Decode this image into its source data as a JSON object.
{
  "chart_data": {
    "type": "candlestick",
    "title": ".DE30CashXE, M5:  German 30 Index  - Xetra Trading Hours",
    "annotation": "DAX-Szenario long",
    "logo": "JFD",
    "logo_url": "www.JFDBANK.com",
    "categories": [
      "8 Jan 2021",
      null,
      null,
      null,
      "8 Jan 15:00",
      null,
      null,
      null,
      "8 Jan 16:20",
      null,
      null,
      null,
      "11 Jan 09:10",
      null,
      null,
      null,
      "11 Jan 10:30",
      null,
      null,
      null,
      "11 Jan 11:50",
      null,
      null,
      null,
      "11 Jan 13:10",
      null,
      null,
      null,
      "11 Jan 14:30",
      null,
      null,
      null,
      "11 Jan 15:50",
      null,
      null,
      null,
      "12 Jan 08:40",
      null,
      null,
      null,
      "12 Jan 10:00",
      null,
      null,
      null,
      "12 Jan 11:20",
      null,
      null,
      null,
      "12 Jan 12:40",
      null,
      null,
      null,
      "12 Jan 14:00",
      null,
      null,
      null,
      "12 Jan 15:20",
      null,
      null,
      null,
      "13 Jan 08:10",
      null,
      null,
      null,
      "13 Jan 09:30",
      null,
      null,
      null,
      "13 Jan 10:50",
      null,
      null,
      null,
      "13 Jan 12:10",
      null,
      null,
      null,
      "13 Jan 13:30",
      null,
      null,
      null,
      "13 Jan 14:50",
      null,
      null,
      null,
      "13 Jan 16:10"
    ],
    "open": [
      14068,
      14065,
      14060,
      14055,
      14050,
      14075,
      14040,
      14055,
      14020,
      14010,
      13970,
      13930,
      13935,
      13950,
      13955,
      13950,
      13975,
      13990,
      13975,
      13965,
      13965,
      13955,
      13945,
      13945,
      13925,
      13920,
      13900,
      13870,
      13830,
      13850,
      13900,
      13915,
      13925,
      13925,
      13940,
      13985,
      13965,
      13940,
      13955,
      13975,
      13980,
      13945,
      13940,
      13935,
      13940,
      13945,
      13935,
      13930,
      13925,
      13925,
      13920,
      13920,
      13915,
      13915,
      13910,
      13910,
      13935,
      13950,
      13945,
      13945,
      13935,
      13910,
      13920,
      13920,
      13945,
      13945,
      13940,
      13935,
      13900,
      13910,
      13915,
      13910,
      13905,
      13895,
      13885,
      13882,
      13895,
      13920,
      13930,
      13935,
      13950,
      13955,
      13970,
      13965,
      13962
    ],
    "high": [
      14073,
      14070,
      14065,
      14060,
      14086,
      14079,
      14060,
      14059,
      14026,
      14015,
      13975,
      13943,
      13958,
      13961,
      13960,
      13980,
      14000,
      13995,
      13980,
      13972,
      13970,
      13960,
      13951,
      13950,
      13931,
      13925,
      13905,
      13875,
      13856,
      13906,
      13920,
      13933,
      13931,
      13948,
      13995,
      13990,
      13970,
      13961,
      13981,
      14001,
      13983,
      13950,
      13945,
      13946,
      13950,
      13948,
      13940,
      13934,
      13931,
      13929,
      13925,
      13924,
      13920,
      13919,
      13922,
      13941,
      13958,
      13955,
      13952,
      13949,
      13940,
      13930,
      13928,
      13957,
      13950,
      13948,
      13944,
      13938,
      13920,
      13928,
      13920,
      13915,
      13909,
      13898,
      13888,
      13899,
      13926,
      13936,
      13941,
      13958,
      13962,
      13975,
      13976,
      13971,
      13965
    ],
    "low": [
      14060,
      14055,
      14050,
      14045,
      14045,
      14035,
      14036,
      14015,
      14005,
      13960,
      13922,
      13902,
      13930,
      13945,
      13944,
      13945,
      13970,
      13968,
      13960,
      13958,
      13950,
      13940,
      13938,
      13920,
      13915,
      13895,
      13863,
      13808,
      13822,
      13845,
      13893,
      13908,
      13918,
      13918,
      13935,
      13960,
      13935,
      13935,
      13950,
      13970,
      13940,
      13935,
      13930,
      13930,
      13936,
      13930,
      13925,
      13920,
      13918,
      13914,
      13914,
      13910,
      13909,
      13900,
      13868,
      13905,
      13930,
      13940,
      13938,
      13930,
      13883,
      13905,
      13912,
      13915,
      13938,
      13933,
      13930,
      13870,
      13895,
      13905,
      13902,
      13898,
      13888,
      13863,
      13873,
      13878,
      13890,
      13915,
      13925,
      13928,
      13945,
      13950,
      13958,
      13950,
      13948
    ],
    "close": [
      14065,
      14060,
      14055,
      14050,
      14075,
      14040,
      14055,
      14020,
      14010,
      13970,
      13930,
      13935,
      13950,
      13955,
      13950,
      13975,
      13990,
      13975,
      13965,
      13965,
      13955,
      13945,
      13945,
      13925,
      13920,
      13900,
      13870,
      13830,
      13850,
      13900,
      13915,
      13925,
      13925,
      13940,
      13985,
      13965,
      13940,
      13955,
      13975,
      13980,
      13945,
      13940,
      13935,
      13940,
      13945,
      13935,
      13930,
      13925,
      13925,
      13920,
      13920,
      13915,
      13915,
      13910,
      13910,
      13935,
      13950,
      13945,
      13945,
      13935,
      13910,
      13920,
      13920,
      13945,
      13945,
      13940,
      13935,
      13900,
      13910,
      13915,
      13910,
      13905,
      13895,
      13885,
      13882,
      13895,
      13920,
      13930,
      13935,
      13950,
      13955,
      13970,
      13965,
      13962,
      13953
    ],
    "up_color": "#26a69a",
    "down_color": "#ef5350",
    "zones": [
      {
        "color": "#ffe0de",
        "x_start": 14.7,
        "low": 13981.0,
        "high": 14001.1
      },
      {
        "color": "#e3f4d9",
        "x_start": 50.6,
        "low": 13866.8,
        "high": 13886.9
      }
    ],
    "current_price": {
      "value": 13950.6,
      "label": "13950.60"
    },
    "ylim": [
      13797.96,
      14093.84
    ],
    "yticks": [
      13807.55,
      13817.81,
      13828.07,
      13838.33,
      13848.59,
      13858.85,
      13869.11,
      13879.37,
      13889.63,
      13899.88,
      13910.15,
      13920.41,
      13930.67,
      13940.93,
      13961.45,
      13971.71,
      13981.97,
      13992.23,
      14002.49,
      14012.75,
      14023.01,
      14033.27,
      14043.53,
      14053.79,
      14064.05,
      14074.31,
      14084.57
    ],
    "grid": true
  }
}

━━━━━━━━

● What you need to do
Every entry must be quoted exactly as it appears above.

● Task result
Decode this image into its source data as a JSON object.
{
  "chart_data": {
    "type": "candlestick",
    "title": ".DE30CashXE, M5:  German 30 Index  - Xetra Trading Hours",
    "annotation": "DAX-Szenario long",
    "logo": "JFD",
    "logo_url": "www.JFDBANK.com",
    "categories": [
      "8 Jan 2021",
      null,
      null,
      null,
      "8 Jan 15:00",
      null,
      null,
      null,
      "8 Jan 16:20",
      null,
      null,
      null,
      "11 Jan 09:10",
      null,
      null,
      null,
      "11 Jan 10:30",
      null,
      null,
      null,
      "11 Jan 11:50",
      null,
      null,
      null,
      "11 Jan 13:10",
      null,
      null,
      null,
      "11 Jan 14:30",
      null,
      null,
      null,
      "11 Jan 15:50",
      null,
      null,
      null,
      "12 Jan 08:40",
      null,
      null,
      null,
      "12 Jan 10:00",
      null,
      null,
      null,
      "12 Jan 11:20",
      null,
      null,
      null,
      "12 Jan 12:40",
      null,
      null,
      null,
      "12 Jan 14:00",
      null,
      null,
      null,
      "12 Jan 15:20",
      null,
      null,
      null,
      "13 Jan 08:10",
      null,
      null,
      null,
      "13 Jan 09:30",
      null,
      null,
      null,
      "13 Jan 10:50",
      null,
      null,
      null,
      "13 Jan 12:10",
      null,
      null,
      null,
      "13 Jan 13:30",
      null,
      null,
      null,
      "13 Jan 14:50",
      null,
      null,
      null,
      "13 Jan 16:10"
    ],
    "open": [
      14068,
      14065,
      14060,
      14055,
      14050,
      14075,
      14040,
      14055,
      14020,
      14010,
      13970,
      13930,
      13935,
      13950,
      13955,
      13950,
      13975,
      13990,
      13975,
      13965,
      13965,
      13955,
      13945,
      13945,
      13925,
      13920,
      13900,
      13870,
      13830,
      13850,
      13900,
      13915,
      13925,
      13925,
      13940,
      13985,
      13965,
      13940,
      13955,
      13975,
      13980,
      13945,
      13940,
      13935,
      13940,
      13945,
      13935,
      13930,
      13925,
      13925,
      13920,
      13920,
      13915,
      13915,
      13910,
      13910,
      13935,
      13950,
      13945,
      13945,
      13935,
      13910,
      13920,
      13920,
      13945,
      13945,
      13940,
      13935,
      13900,
      13910,
      13915,
      13910,
      13905,
      13895,
      13885,
      13882,
      13895,
      13920,
      13930,
      13935,
      13950,
      13955,
      13970,
      13965,
      13962
    ],
    "high": [
      14073,
      14070,
      14065,
      14060,
      14086,
      14079,
      14060,
      14059,
      14026,
      14015,
      13975,
      13943,
      13958,
      13961,
      13960,
      13980,
      14000,
      13995,
      13980,
      13972,
      13970,
      13960,
      13951,
      13950,
      13931,
      13925,
      13905,
      13875,
      13856,
      13906,
      13920,
      13933,
      13931,
      13948,
      13995,
      13990,
      13970,
      13961,
      13981,
      14001,
      13983,
      13950,
      13945,
      13946,
      13950,
      13948,
      13940,
      13934,
      13931,
      13929,
      13925,
      13924,
      13920,
      13919,
      13922,
      13941,
      13958,
      13955,
      13952,
      13949,
      13940,
      13930,
      13928,
      13957,
      13950,
      13948,
      13944,
      13938,
      13920,
      13928,
      13920,
      13915,
      13909,
      13898,
      13888,
      13899,
      13926,
      13936,
      13941,
      13958,
      13962,
      13975,
      13976,
      13971,
      13965
    ],
    "low": [
      14060,
      14055,
      14050,
      14045,
      14045,
      14035,
      14036,
      14015,
      14005,
      13960,
      13922,
      13902,
      13930,
      13945,
      13944,
      13945,
      13970,
      13968,
      13960,
      13958,
      13950,
      13940,
      13938,
      13920,
      13915,
      13895,
      13863,
      13808,
      13822,
      13845,
      13893,
      13908,
      13918,
      13918,
      13935,
      13960,
      13935,
      13935,
      13950,
      13970,
      13940,
      13935,
      13930,
      13930,
      13936,
      13930,
      13925,
      13920,
      13918,
      13914,
      13914,
      13910,
      13909,
      13900,
      13868,
      13905,
      13930,
      13940,
      13938,
      13930,
      13883,
      13905,
      13912,
      13915,
      13938,
      13933,
      13930,
      13870,
      13895,
      13905,
      13902,
      13898,
      13888,
      13863,
      13873,
      13878,
      13890,
      13915,
      13925,
      13928,
      13945,
      13950,
      13958,
      13950,
      13948
    ],
    "close": [
      14065,
      14060,
      14055,
      14050,
      14075,
      14040,
      14055,
      14020,
      14010,
      13970,
      13930,
      13935,
      13950,
      13955,
      13950,
      13975,
      13990,
      13975,
      13965,
      13965,
      13955,
      13945,
      13945,
      13925,
      13920,
      13900,
      13870,
      13830,
      13850,
      13900,
      13915,
      13925,
      13925,
      13940,
      13985,
      13965,
      13940,
      13955,
      13975,
      13980,
      13945,
      13940,
      13935,
      13940,
      13945,
      13935,
      13930,
      13925,
      13925,
      13920,
      13920,
      13915,
      13915,
      13910,
      13910,
      13935,
      13950,
      13945,
      13945,
      13935,
      13910,
      13920,
      13920,
      13945,
      13945,
      13940,
      13935,
      13900,
      13910,
      13915,
      13910,
      13905,
      13895,
      13885,
      13882,
      13895,
      13920,
      13930,
      13935,
      13950,
      13955,
      13970,
      13965,
      13962,
      13953
    ],
    "up_color": "#26a69a",
    "down_color": "#ef5350",
    "zones": [
      {
        "color": "#ffe0de",
        "x_start": 14.7,
        "low": 13981.0,
        "high": 14001.1
      },
      {
        "color": "#e3f4d9",
        "x_start": 50.6,
        "low": 13866.8,
        "high": 13886.9
      }
    ],
    "current_price": {
      "value": 13950.6,
      "label": "13950.60"
    },
    "ylim": [
      13797.96,
      14093.84
    ],
    "yticks": [
      13807.55,
      13817.81,
      13828.07,
      13838.33,
      13848.59,
      13858.85,
      13869.11,
      13879.37,
      13889.63,
      13899.88,
      13910.15,
      13920.41,
      13930.67,
      13940.93,
      13961.45,
      13971.71,
      13981.97,
      13992.23,
      14002.49,
      14012.75,
      14023.01,
      14033.27,
      14043.53,
      14053.79,
      14064.05,
      14074.31,
      14084.57
    ],
    "grid": true
  }
}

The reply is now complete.